**Passage provided**
VuFind Outage this Morning (July 31)
Friday, July 31, 2015 - 2:52pm
The vufind.carli.illinois.edu service stopped responding this morning at around 10:30AM. The Apache web server was restarted and the service was back online at 12:10AM. I apologize for the delay in getting the system online, but a few staff are on vacation today, so troubleshooting took longer than normal.
This is the third time Apache has stopped responding on this server since we upgraded to Voyager 9.1.1. We saw this time that certain Apache processes are not being released properly and are accumulating over time. This eventually exhausts the number of web processes available on the system causing it to ignore new requests.
We don't know exactly what is causing the processes to accumulate, but we know for certain that restarting Apache clears them out of the system. To prevent future outages, we have configured the server to restart the web server every day. The restart is quick and should not disrupt user searches.
Voyager Maintenance this Sunday (July 19th)
Thursday, July 16, 2015 - 2:22pm
Starting at 12:01AM this Sunday, July 19th the Voyager and Oracle servers will be brought down so that their data can be transferred to a different storage array. The data transfer should take at least 10 hours. I will send an update before 10AM Sunday if it looks like the transfer is taking longer than anticipated.
To avoid confusion, we will also take VuFind offline while Voyager is offline.

**Information supplied**
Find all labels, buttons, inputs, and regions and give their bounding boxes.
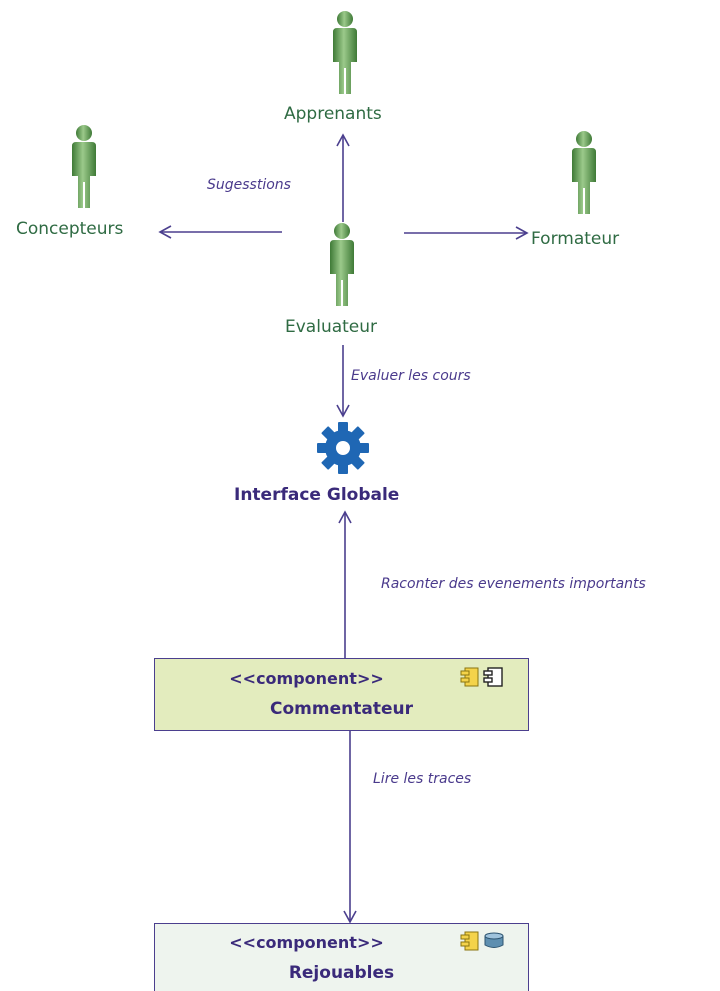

**Exercise instructions**
(A) In the VuFind and Voyager notices, what change was made to the server to prevent future outages?
(B) List every distinct calendar date mentioned in the VuFind and Voyager notices.

**Answers to the exercise**
(A) The server was configured to restart the web server every day.

(B)
- Friday, July 31, 2015
- Thursday, July 16, 2015
- Sunday, July 19